TASK PROMPT:
Copy the lines of the material below word for word, leaving out the pictures.
::: RECORDS TO PROCESS :::
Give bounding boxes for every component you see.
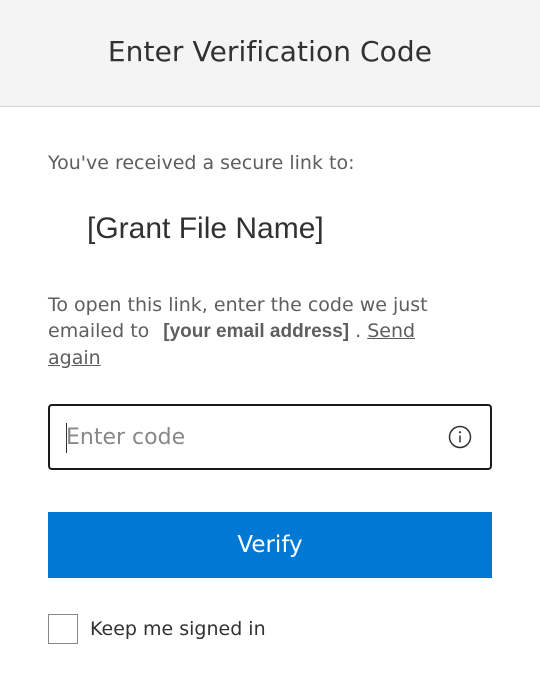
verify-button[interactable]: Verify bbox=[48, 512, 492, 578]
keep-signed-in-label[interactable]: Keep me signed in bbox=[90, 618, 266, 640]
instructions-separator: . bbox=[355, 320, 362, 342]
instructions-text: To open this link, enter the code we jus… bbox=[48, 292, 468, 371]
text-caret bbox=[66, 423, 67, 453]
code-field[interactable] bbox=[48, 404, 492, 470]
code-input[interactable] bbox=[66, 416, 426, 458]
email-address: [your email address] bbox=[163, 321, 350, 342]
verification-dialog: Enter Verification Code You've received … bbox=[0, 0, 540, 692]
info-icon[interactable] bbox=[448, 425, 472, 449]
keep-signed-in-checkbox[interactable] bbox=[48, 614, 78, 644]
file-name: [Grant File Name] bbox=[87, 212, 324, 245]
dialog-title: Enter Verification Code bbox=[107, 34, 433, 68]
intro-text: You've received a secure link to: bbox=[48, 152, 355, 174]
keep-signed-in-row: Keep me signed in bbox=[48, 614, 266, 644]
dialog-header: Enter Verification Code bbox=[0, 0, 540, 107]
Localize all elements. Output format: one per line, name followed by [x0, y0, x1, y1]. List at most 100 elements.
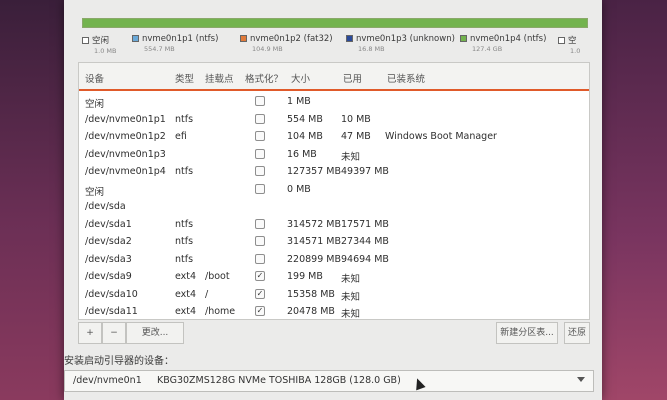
:::
SOLUTION TO THE PROBLEM:
Give bounding boxes for every component you see.
verify-button[interactable]: Verify bbox=[48, 512, 492, 578]
keep-signed-in-label[interactable]: Keep me signed in bbox=[90, 618, 266, 640]
instructions-separator: . bbox=[355, 320, 362, 342]
instructions-text: To open this link, enter the code we jus… bbox=[48, 292, 468, 371]
text-caret bbox=[66, 423, 67, 453]
code-field[interactable] bbox=[48, 404, 492, 470]
code-input[interactable] bbox=[66, 416, 426, 458]
email-address: [your email address] bbox=[163, 321, 350, 342]
verification-dialog: Enter Verification Code You've received … bbox=[0, 0, 540, 692]
info-icon[interactable] bbox=[448, 425, 472, 449]
keep-signed-in-checkbox[interactable] bbox=[48, 614, 78, 644]
file-name: [Grant File Name] bbox=[87, 212, 324, 245]
dialog-title: Enter Verification Code bbox=[107, 34, 433, 68]
intro-text: You've received a secure link to: bbox=[48, 152, 355, 174]
keep-signed-in-row: Keep me signed in bbox=[48, 614, 266, 644]
dialog-header: Enter Verification Code bbox=[0, 0, 540, 107]
Localize all elements. Output format: one per line, name followed by [x0, y0, x1, y1]. List at most 100 elements.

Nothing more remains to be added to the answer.